[Data items]
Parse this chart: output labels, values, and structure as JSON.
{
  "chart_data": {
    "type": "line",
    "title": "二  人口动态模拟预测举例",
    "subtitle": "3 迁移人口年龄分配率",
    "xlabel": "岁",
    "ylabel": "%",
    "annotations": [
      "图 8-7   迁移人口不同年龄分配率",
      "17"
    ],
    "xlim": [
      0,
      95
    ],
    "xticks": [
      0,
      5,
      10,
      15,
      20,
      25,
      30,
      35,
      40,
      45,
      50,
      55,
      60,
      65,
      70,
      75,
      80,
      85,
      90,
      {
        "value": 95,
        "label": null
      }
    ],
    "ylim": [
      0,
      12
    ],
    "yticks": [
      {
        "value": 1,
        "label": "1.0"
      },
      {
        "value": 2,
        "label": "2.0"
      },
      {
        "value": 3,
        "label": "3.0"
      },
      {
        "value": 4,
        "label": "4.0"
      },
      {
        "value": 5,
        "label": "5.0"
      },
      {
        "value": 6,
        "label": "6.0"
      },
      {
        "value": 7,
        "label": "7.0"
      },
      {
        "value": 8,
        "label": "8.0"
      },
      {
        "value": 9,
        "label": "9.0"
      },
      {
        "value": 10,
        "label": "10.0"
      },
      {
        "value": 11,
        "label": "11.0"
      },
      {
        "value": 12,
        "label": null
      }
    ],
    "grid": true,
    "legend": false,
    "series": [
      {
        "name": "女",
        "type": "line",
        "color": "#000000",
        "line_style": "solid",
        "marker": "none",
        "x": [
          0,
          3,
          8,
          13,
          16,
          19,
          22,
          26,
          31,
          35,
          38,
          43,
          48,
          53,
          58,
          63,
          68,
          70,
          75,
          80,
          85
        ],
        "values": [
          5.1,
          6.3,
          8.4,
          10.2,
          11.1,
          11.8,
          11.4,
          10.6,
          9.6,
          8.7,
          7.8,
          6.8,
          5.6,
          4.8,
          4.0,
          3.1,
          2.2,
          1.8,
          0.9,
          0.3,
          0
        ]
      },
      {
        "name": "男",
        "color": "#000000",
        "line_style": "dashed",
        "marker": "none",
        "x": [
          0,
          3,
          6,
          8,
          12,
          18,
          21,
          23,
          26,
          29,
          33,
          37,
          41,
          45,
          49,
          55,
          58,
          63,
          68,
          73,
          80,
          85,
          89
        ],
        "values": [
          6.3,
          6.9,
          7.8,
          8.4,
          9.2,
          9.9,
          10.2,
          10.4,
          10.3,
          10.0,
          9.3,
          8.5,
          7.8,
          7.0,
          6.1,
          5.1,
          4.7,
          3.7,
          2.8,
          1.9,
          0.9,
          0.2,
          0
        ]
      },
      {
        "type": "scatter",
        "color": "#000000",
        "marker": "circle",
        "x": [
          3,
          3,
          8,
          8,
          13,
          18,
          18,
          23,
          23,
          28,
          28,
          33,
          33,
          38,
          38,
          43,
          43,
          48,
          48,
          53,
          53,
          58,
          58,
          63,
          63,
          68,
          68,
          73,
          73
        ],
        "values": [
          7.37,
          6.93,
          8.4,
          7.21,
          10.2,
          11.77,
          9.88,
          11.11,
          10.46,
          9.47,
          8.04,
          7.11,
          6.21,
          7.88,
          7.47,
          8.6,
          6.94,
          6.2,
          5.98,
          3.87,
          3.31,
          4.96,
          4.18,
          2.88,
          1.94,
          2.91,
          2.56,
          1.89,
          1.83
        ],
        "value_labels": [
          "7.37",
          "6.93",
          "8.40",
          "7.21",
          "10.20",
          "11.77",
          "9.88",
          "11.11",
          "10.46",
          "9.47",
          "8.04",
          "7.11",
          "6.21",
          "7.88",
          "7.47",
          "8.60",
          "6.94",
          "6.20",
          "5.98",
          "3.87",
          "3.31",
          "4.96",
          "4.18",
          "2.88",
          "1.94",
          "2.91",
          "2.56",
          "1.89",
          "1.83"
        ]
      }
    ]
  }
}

= TASK OBJECTIVE =
Give the listing again, word for word.

= RESPONSE TO THIS TASK =
Parse this chart: output labels, values, and structure as JSON.
{
  "chart_data": {
    "type": "line",
    "title": "二  人口动态模拟预测举例",
    "subtitle": "3 迁移人口年龄分配率",
    "xlabel": "岁",
    "ylabel": "%",
    "annotations": [
      "图 8-7   迁移人口不同年龄分配率",
      "17"
    ],
    "xlim": [
      0,
      95
    ],
    "xticks": [
      0,
      5,
      10,
      15,
      20,
      25,
      30,
      35,
      40,
      45,
      50,
      55,
      60,
      65,
      70,
      75,
      80,
      85,
      90,
      {
        "value": 95,
        "label": null
      }
    ],
    "ylim": [
      0,
      12
    ],
    "yticks": [
      {
        "value": 1,
        "label": "1.0"
      },
      {
        "value": 2,
        "label": "2.0"
      },
      {
        "value": 3,
        "label": "3.0"
      },
      {
        "value": 4,
        "label": "4.0"
      },
      {
        "value": 5,
        "label": "5.0"
      },
      {
        "value": 6,
        "label": "6.0"
      },
      {
        "value": 7,
        "label": "7.0"
      },
      {
        "value": 8,
        "label": "8.0"
      },
      {
        "value": 9,
        "label": "9.0"
      },
      {
        "value": 10,
        "label": "10.0"
      },
      {
        "value": 11,
        "label": "11.0"
      },
      {
        "value": 12,
        "label": null
      }
    ],
    "grid": true,
    "legend": false,
    "series": [
      {
        "name": "女",
        "type": "line",
        "color": "#000000",
        "line_style": "solid",
        "marker": "none",
        "x": [
          0,
          3,
          8,
          13,
          16,
          19,
          22,
          26,
          31,
          35,
          38,
          43,
          48,
          53,
          58,
          63,
          68,
          70,
          75,
          80,
          85
        ],
        "values": [
          5.1,
          6.3,
          8.4,
          10.2,
          11.1,
          11.8,
          11.4,
          10.6,
          9.6,
          8.7,
          7.8,
          6.8,
          5.6,
          4.8,
          4.0,
          3.1,
          2.2,
          1.8,
          0.9,
          0.3,
          0
        ]
      },
      {
        "name": "男",
        "color": "#000000",
        "line_style": "dashed",
        "marker": "none",
        "x": [
          0,
          3,
          6,
          8,
          12,
          18,
          21,
          23,
          26,
          29,
          33,
          37,
          41,
          45,
          49,
          55,
          58,
          63,
          68,
          73,
          80,
          85,
          89
        ],
        "values": [
          6.3,
          6.9,
          7.8,
          8.4,
          9.2,
          9.9,
          10.2,
          10.4,
          10.3,
          10.0,
          9.3,
          8.5,
          7.8,
          7.0,
          6.1,
          5.1,
          4.7,
          3.7,
          2.8,
          1.9,
          0.9,
          0.2,
          0
        ]
      },
      {
        "type": "scatter",
        "color": "#000000",
        "marker": "circle",
        "x": [
          3,
          3,
          8,
          8,
          13,
          18,
          18,
          23,
          23,
          28,
          28,
          33,
          33,
          38,
          38,
          43,
          43,
          48,
          48,
          53,
          53,
          58,
          58,
          63,
          63,
          68,
          68,
          73,
          73
        ],
        "values": [
          7.37,
          6.93,
          8.4,
          7.21,
          10.2,
          11.77,
          9.88,
          11.11,
          10.46,
          9.47,
          8.04,
          7.11,
          6.21,
          7.88,
          7.47,
          8.6,
          6.94,
          6.2,
          5.98,
          3.87,
          3.31,
          4.96,
          4.18,
          2.88,
          1.94,
          2.91,
          2.56,
          1.89,
          1.83
        ],
        "value_labels": [
          "7.37",
          "6.93",
          "8.40",
          "7.21",
          "10.20",
          "11.77",
          "9.88",
          "11.11",
          "10.46",
          "9.47",
          "8.04",
          "7.11",
          "6.21",
          "7.88",
          "7.47",
          "8.60",
          "6.94",
          "6.20",
          "5.98",
          "3.87",
          "3.31",
          "4.96",
          "4.18",
          "2.88",
          "1.94",
          "2.91",
          "2.56",
          "1.89",
          "1.83"
        ]
      }
    ]
  }
}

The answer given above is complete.